◆ Stored items ◆
────────────────────────────────────────

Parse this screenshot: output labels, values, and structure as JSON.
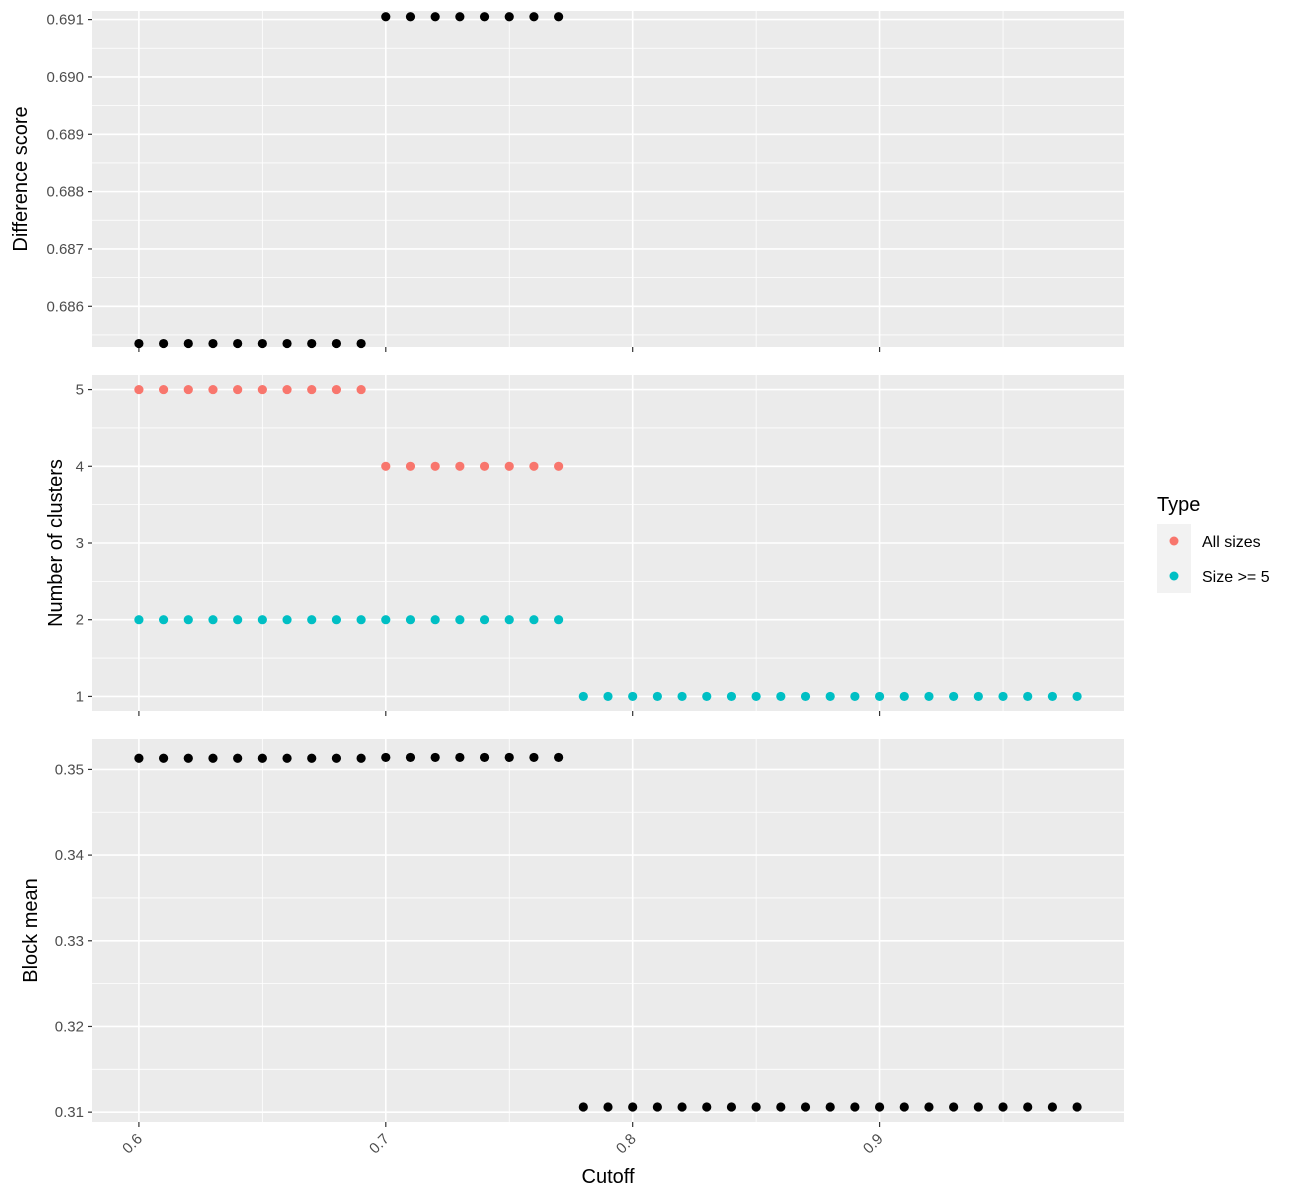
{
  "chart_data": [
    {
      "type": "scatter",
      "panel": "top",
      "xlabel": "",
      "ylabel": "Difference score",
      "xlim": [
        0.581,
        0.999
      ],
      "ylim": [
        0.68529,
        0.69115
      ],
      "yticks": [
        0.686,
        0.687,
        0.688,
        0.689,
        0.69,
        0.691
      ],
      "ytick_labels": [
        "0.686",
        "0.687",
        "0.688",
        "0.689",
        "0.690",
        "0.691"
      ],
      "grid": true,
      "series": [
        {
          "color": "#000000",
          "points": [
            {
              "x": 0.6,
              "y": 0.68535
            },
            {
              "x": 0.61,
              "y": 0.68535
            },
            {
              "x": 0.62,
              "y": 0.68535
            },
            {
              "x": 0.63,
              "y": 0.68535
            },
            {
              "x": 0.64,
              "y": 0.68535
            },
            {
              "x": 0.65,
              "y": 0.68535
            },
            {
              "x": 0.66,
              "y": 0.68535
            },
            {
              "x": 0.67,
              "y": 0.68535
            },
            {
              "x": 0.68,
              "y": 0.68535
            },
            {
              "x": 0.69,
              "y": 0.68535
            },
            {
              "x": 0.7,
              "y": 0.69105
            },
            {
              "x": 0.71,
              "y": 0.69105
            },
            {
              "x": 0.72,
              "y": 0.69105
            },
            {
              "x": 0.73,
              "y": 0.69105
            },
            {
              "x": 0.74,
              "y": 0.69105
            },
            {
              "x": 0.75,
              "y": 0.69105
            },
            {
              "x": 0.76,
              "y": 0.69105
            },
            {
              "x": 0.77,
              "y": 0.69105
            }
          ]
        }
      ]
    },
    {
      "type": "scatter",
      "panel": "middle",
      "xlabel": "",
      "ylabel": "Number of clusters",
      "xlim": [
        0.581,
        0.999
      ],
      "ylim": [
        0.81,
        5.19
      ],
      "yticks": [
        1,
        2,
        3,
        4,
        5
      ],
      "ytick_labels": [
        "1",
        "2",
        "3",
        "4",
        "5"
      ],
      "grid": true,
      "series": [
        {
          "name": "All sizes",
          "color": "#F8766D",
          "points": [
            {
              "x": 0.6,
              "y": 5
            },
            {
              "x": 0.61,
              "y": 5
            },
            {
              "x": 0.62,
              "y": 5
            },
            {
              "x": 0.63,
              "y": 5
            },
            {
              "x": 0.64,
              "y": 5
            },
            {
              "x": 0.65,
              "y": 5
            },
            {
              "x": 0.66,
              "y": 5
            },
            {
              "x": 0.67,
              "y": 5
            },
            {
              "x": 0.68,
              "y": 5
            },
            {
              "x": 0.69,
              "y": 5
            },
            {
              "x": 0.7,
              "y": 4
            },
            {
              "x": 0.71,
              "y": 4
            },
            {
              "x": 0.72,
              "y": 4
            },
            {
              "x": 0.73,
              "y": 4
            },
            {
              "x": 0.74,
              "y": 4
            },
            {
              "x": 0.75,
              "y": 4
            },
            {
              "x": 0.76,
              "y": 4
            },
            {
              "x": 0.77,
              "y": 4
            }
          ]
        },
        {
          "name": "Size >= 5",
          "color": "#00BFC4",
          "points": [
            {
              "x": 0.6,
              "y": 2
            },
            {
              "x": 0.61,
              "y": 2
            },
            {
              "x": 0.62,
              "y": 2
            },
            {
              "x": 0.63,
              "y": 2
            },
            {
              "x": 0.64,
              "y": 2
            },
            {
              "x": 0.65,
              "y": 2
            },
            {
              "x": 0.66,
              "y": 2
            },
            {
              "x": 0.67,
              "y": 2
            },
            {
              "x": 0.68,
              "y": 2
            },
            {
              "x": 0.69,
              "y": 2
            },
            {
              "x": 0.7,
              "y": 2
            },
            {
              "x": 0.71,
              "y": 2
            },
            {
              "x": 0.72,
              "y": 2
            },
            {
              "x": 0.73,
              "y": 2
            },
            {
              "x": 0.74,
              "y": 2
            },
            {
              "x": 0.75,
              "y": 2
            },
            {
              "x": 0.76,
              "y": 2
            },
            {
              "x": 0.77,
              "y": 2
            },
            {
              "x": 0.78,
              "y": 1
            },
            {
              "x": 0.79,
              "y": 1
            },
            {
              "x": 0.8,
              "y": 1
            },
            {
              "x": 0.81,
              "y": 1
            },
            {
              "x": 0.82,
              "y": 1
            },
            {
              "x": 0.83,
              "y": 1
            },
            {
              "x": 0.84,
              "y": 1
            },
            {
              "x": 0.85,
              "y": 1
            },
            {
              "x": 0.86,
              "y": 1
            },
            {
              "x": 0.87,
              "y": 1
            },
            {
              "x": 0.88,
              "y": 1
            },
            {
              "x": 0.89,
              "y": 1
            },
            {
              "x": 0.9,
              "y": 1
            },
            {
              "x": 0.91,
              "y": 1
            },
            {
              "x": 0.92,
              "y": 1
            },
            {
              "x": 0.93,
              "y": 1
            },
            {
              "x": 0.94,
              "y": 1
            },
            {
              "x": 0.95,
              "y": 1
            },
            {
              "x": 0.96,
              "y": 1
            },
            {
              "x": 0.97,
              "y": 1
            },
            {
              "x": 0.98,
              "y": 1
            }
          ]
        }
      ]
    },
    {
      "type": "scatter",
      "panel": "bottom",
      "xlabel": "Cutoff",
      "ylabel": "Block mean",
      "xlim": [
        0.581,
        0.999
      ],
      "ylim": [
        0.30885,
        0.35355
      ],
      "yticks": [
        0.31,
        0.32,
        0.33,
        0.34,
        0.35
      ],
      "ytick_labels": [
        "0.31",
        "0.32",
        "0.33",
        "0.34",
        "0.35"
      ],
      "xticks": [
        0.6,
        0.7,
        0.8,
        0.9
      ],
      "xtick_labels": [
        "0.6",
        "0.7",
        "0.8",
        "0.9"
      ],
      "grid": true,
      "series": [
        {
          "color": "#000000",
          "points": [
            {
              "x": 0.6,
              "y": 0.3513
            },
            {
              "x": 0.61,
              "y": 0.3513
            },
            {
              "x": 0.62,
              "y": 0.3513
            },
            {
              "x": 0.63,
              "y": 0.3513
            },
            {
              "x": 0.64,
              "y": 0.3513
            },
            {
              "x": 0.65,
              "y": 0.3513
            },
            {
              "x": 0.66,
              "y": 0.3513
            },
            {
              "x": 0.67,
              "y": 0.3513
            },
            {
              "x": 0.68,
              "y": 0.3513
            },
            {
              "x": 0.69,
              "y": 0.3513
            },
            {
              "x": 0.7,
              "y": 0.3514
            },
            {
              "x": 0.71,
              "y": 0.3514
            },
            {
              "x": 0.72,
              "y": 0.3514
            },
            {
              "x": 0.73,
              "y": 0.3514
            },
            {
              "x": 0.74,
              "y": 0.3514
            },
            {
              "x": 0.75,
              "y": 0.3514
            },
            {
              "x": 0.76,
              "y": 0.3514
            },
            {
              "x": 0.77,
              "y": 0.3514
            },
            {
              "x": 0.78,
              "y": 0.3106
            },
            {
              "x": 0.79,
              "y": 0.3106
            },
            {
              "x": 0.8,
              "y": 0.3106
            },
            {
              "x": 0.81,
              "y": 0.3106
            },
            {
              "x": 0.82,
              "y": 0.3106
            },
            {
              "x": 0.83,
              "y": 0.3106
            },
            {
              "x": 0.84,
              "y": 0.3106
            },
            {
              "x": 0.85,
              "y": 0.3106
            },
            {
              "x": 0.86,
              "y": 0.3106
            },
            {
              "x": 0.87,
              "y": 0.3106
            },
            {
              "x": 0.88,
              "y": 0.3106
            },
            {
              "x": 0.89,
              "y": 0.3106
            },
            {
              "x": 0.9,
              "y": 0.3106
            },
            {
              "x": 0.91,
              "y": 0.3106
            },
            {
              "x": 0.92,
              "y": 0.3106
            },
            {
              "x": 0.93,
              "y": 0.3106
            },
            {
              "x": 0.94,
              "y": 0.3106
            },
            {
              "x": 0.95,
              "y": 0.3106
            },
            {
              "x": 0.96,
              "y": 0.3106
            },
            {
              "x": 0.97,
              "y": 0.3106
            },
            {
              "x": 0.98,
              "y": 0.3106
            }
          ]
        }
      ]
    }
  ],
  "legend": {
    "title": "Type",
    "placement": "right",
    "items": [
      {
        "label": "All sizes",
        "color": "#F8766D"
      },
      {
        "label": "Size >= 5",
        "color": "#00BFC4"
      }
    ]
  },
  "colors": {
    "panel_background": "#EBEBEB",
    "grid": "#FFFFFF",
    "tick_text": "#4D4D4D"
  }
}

────────────────────────────────────────

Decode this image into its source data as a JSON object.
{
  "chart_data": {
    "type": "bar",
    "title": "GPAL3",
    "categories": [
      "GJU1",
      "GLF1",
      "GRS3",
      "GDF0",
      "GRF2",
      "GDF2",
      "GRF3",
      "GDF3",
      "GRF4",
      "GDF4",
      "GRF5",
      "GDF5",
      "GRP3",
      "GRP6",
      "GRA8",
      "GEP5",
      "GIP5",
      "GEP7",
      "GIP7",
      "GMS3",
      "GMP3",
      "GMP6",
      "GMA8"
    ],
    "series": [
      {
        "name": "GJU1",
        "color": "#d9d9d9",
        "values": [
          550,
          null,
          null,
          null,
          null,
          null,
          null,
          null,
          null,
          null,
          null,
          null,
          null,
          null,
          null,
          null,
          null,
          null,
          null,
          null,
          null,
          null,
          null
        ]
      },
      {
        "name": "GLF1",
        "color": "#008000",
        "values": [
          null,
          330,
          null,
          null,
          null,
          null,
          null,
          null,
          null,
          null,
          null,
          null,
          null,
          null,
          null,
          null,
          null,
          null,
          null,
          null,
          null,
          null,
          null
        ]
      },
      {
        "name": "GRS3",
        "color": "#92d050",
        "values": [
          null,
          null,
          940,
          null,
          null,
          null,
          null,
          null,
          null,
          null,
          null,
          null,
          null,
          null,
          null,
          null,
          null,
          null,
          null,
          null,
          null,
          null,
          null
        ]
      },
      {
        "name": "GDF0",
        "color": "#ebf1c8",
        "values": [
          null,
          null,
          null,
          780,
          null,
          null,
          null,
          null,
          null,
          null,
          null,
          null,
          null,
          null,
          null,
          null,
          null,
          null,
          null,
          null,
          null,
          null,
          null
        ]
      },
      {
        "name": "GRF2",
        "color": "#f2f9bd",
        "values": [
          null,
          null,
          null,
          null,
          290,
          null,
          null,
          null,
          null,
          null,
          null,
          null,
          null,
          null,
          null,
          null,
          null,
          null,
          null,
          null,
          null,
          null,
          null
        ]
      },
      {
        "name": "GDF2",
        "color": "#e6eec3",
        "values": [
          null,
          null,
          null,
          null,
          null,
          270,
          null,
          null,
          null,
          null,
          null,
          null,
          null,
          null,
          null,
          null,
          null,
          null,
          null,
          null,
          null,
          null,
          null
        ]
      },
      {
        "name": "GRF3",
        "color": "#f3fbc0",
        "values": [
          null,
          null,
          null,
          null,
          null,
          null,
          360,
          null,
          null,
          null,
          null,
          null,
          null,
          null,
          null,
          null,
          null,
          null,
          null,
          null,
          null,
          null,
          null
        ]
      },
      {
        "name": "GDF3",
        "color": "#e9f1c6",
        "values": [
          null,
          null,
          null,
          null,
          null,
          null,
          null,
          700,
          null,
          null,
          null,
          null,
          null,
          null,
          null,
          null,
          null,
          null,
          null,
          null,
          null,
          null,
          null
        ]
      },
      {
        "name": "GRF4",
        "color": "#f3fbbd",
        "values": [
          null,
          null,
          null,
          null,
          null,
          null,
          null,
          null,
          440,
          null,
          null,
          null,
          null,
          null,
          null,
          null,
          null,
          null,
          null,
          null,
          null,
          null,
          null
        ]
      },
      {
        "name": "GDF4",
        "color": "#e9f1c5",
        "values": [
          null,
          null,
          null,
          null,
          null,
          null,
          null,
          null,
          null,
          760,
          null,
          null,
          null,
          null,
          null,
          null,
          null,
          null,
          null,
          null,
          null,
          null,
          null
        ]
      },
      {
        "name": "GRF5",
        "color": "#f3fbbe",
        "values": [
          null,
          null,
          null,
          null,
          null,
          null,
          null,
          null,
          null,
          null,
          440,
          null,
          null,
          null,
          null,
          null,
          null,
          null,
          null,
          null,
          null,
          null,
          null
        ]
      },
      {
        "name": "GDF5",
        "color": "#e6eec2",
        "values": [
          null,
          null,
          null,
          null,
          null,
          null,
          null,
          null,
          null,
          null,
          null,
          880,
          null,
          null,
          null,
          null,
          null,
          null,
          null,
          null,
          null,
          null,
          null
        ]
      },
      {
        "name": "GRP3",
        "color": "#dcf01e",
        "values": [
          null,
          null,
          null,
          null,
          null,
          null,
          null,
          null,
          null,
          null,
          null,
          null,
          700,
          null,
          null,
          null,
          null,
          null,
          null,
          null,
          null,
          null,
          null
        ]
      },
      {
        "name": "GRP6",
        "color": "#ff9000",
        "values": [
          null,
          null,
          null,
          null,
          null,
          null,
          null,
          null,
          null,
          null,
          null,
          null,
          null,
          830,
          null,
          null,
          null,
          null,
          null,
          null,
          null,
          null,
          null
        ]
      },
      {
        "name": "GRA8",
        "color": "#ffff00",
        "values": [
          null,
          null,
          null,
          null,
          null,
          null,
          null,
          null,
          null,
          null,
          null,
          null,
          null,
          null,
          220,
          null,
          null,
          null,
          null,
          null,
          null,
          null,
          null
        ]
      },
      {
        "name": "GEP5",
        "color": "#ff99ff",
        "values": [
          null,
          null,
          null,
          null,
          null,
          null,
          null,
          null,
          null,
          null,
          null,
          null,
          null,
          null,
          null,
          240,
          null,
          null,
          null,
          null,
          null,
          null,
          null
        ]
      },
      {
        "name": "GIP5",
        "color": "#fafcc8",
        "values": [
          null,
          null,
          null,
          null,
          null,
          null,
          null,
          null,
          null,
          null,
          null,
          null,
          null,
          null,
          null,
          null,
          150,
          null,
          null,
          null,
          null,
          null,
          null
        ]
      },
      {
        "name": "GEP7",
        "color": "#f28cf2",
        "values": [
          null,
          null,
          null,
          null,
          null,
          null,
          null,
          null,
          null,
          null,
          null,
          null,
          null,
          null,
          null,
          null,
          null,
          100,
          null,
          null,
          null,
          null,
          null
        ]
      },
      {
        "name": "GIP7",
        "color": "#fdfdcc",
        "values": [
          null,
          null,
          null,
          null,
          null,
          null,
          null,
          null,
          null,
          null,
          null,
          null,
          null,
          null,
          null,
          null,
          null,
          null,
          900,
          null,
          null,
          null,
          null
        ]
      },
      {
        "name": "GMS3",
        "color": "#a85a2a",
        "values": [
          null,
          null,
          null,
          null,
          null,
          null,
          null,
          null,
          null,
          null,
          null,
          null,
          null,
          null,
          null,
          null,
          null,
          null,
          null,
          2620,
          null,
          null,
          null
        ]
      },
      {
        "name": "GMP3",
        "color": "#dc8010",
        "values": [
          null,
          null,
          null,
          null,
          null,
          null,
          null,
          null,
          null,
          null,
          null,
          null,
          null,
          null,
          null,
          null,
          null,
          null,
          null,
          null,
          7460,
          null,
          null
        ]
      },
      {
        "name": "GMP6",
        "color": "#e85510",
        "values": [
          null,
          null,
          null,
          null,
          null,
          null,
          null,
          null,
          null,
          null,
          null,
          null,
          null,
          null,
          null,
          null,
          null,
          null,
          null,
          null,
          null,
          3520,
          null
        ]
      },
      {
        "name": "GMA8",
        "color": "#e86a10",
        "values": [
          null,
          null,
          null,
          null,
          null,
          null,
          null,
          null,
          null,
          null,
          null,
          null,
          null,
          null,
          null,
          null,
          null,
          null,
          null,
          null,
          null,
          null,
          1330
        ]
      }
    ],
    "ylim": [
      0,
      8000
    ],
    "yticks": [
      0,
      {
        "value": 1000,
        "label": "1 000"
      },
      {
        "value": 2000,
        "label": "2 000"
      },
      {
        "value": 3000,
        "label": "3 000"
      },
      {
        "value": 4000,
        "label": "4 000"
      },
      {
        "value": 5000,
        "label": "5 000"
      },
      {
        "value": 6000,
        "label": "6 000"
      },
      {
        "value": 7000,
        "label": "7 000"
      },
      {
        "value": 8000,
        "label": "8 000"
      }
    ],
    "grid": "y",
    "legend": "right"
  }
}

────────────────────────────────────────

◆ Aim ◆
Check every line of the data above for the string "JSON", and copy those that have it.

◆ Full answer ◆
Parse this screenshot: output labels, values, and structure as JSON.
Decode this image into its source data as a JSON object.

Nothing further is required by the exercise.